WHAT TO WORK ON: Copy every record exactly, and keep the pictures out.

++++

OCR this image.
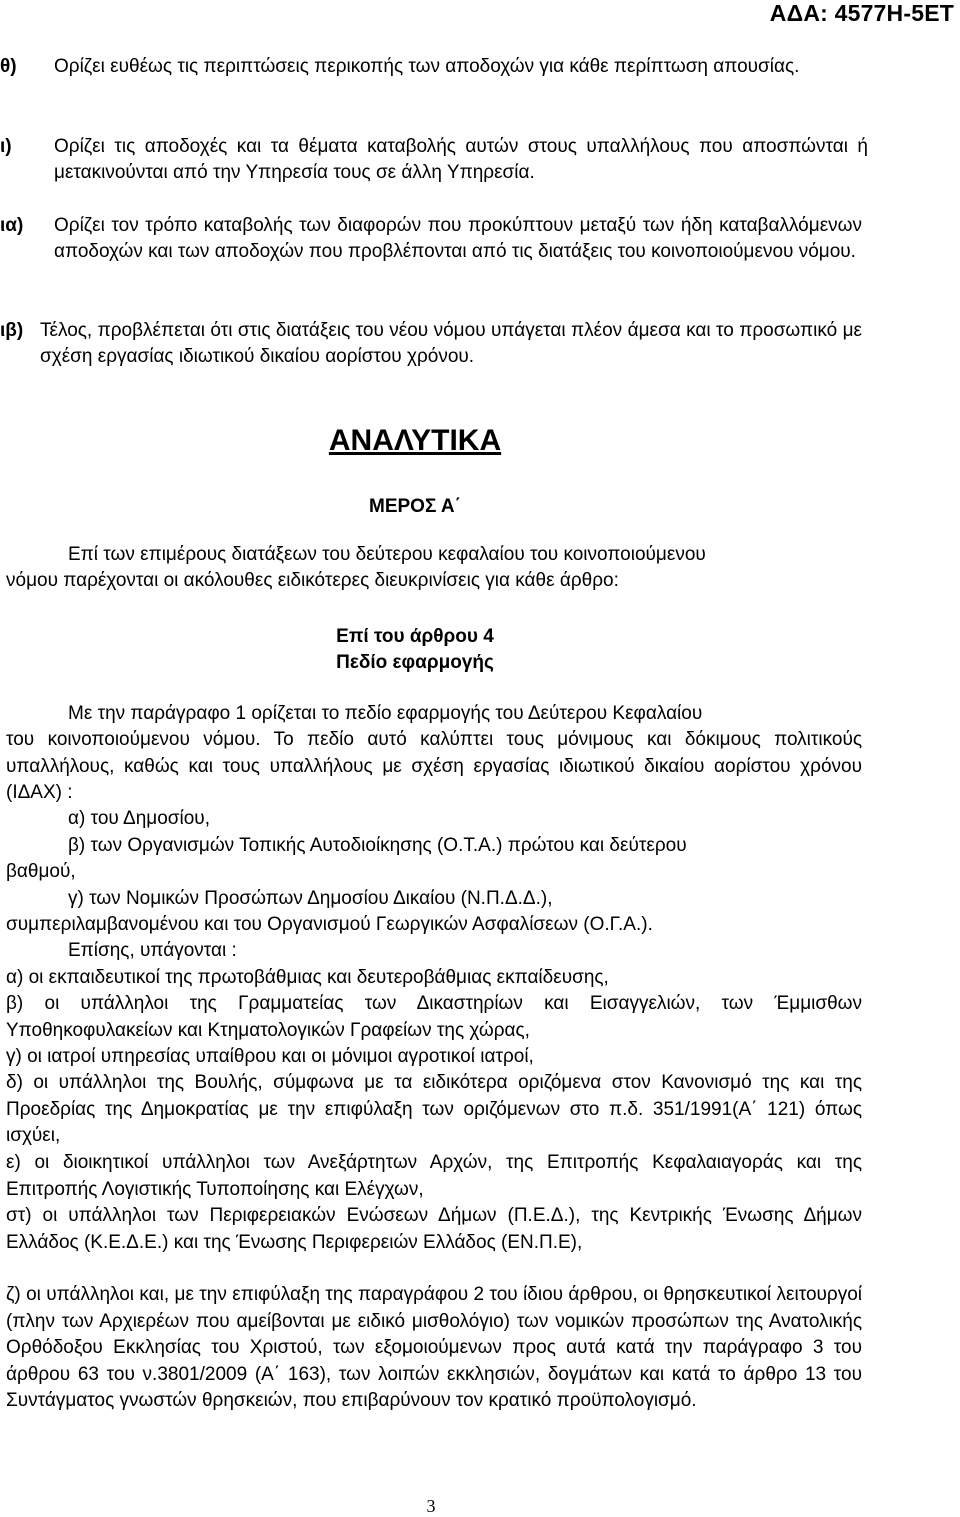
ΑΔΑ: 4577Η-5ΕΤ
θ) Ορίζει ευθέως τις περιπτώσεις περικοπής των αποδοχών για κάθε περίπτωση απουσίας.
ι) Ορίζει τις αποδοχές και τα θέματα καταβολής αυτών στους υπαλλήλους που αποσπώνται ή μετακινούνται από την Υπηρεσία τους σε άλλη Υπηρεσία.
ια) Ορίζει τον τρόπο καταβολής των διαφορών που προκύπτουν μεταξύ των ήδη καταβαλλόμενων αποδοχών και των αποδοχών που προβλέπονται από τις διατάξεις του κοινοποιούμενου νόμου.
ιβ) Τέλος, προβλέπεται ότι στις διατάξεις του νέου νόμου υπάγεται πλέον άμεσα και το προσωπικό με σχέση εργασίας ιδιωτικού δικαίου αορίστου χρόνου.
ΑΝΑΛΥΤΙΚΑ
ΜΕΡΟΣ Α΄
Επί των επιμέρους διατάξεων του δεύτερου κεφαλαίου του κοινοποιούμενου
νόμου παρέχονται οι ακόλουθες ειδικότερες διευκρινίσεις για κάθε άρθρο:
Επί του άρθρου 4
Πεδίο εφαρμογής
Με την παράγραφο 1 ορίζεται το πεδίο εφαρμογής του Δεύτερου Κεφαλαίου
του κοινοποιούμενου νόμου. Το πεδίο αυτό καλύπτει τους μόνιμους και δόκιμους πολιτικούς υπαλλήλους, καθώς και τους υπαλλήλους με σχέση εργασίας ιδιωτικού δικαίου αορίστου χρόνου (ΙΔΑΧ) :
α) του Δημοσίου,
β) των Οργανισμών Τοπικής Αυτοδιοίκησης (Ο.Τ.Α.) πρώτου και δεύτερου
βαθμού,
γ) των Νομικών Προσώπων Δημοσίου Δικαίου (Ν.Π.Δ.Δ.),
συμπεριλαμβανομένου και του Οργανισμού Γεωργικών Ασφαλίσεων (Ο.Γ.Α.).
Επίσης, υπάγονται :
α) οι εκπαιδευτικοί της πρωτοβάθμιας και δευτεροβάθμιας εκπαίδευσης,
β) οι υπάλληλοι της Γραμματείας των Δικαστηρίων και Εισαγγελιών, των Έμμισθων Υποθηκοφυλακείων και Κτηματολογικών Γραφείων της χώρας,
γ) οι ιατροί υπηρεσίας υπαίθρου και οι μόνιμοι αγροτικοί ιατροί,
δ) οι υπάλληλοι της Βουλής, σύμφωνα με τα ειδικότερα οριζόμενα στον Κανονισμό της και της Προεδρίας της Δημοκρατίας με την επιφύλαξη των οριζόμενων στο π.δ. 351/1991(Α΄ 121) όπως ισχύει,
ε) οι διοικητικοί υπάλληλοι των Ανεξάρτητων Αρχών, της Επιτροπής Κεφαλαιαγοράς και της Επιτροπής Λογιστικής Τυποποίησης και Ελέγχων,
στ) οι υπάλληλοι των Περιφερειακών Ενώσεων Δήμων (Π.Ε.Δ.), της Κεντρικής Ένωσης Δήμων Ελλάδος (Κ.Ε.Δ.Ε.) και της Ένωσης Περιφερειών Ελλάδος (ΕΝ.Π.Ε),
ζ) οι υπάλληλοι και, με την επιφύλαξη της παραγράφου 2 του ίδιου άρθρου, οι θρησκευτικοί λειτουργοί (πλην των Αρχιερέων που αμείβονται με ειδικό μισθολόγιο) των νομικών προσώπων της Ανατολικής Ορθόδοξου Εκκλησίας του Χριστού, των εξομοιούμενων προς αυτά κατά την παράγραφο 3 του άρθρου 63 του ν.3801/2009 (Α΄ 163), των λοιπών εκκλησιών, δογμάτων και κατά το άρθρο 13 του Συντάγματος γνωστών θρησκειών, που επιβαρύνουν τον κρατικό προϋπολογισμό.
3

++++

RESPONSE TO THIS EXERCISE:
OCR this image.
ΑΔΑ: 4577Η-5ΕΤ
θ) Ορίζει ευθέως τις περιπτώσεις περικοπής των αποδοχών για κάθε περίπτωση απουσίας.
ι) Ορίζει τις αποδοχές και τα θέματα καταβολής αυτών στους υπαλλήλους που αποσπώνται ή μετακινούνται από την Υπηρεσία τους σε άλλη Υπηρεσία.
ια) Ορίζει τον τρόπο καταβολής των διαφορών που προκύπτουν μεταξύ των ήδη καταβαλλόμενων αποδοχών και των αποδοχών που προβλέπονται από τις διατάξεις του κοινοποιούμενου νόμου.
ιβ) Τέλος, προβλέπεται ότι στις διατάξεις του νέου νόμου υπάγεται πλέον άμεσα και το προσωπικό με σχέση εργασίας ιδιωτικού δικαίου αορίστου χρόνου.
ΑΝΑΛΥΤΙΚΑ
ΜΕΡΟΣ Α΄
Επί των επιμέρους διατάξεων του δεύτερου κεφαλαίου του κοινοποιούμενου
νόμου παρέχονται οι ακόλουθες ειδικότερες διευκρινίσεις για κάθε άρθρο:
Επί του άρθρου 4
Πεδίο εφαρμογής
Με την παράγραφο 1 ορίζεται το πεδίο εφαρμογής του Δεύτερου Κεφαλαίου
του κοινοποιούμενου νόμου. Το πεδίο αυτό καλύπτει τους μόνιμους και δόκιμους πολιτικούς υπαλλήλους, καθώς και τους υπαλλήλους με σχέση εργασίας ιδιωτικού δικαίου αορίστου χρόνου (ΙΔΑΧ) :
α) του Δημοσίου,
β) των Οργανισμών Τοπικής Αυτοδιοίκησης (Ο.Τ.Α.) πρώτου και δεύτερου
βαθμού,
γ) των Νομικών Προσώπων Δημοσίου Δικαίου (Ν.Π.Δ.Δ.),
συμπεριλαμβανομένου και του Οργανισμού Γεωργικών Ασφαλίσεων (Ο.Γ.Α.).
Επίσης, υπάγονται :
α) οι εκπαιδευτικοί της πρωτοβάθμιας και δευτεροβάθμιας εκπαίδευσης,
β) οι υπάλληλοι της Γραμματείας των Δικαστηρίων και Εισαγγελιών, των Έμμισθων Υποθηκοφυλακείων και Κτηματολογικών Γραφείων της χώρας,
γ) οι ιατροί υπηρεσίας υπαίθρου και οι μόνιμοι αγροτικοί ιατροί,
δ) οι υπάλληλοι της Βουλής, σύμφωνα με τα ειδικότερα οριζόμενα στον Κανονισμό της και της Προεδρίας της Δημοκρατίας με την επιφύλαξη των οριζόμενων στο π.δ. 351/1991(Α΄ 121) όπως ισχύει,
ε) οι διοικητικοί υπάλληλοι των Ανεξάρτητων Αρχών, της Επιτροπής Κεφαλαιαγοράς και της Επιτροπής Λογιστικής Τυποποίησης και Ελέγχων,
στ) οι υπάλληλοι των Περιφερειακών Ενώσεων Δήμων (Π.Ε.Δ.), της Κεντρικής Ένωσης Δήμων Ελλάδος (Κ.Ε.Δ.Ε.) και της Ένωσης Περιφερειών Ελλάδος (ΕΝ.Π.Ε),
ζ) οι υπάλληλοι και, με την επιφύλαξη της παραγράφου 2 του ίδιου άρθρου, οι θρησκευτικοί λειτουργοί (πλην των Αρχιερέων που αμείβονται με ειδικό μισθολόγιο) των νομικών προσώπων της Ανατολικής Ορθόδοξου Εκκλησίας του Χριστού, των εξομοιούμενων προς αυτά κατά την παράγραφο 3 του άρθρου 63 του ν.3801/2009 (Α΄ 163), των λοιπών εκκλησιών, δογμάτων και κατά το άρθρο 13 του Συντάγματος γνωστών θρησκειών, που επιβαρύνουν τον κρατικό προϋπολογισμό.
3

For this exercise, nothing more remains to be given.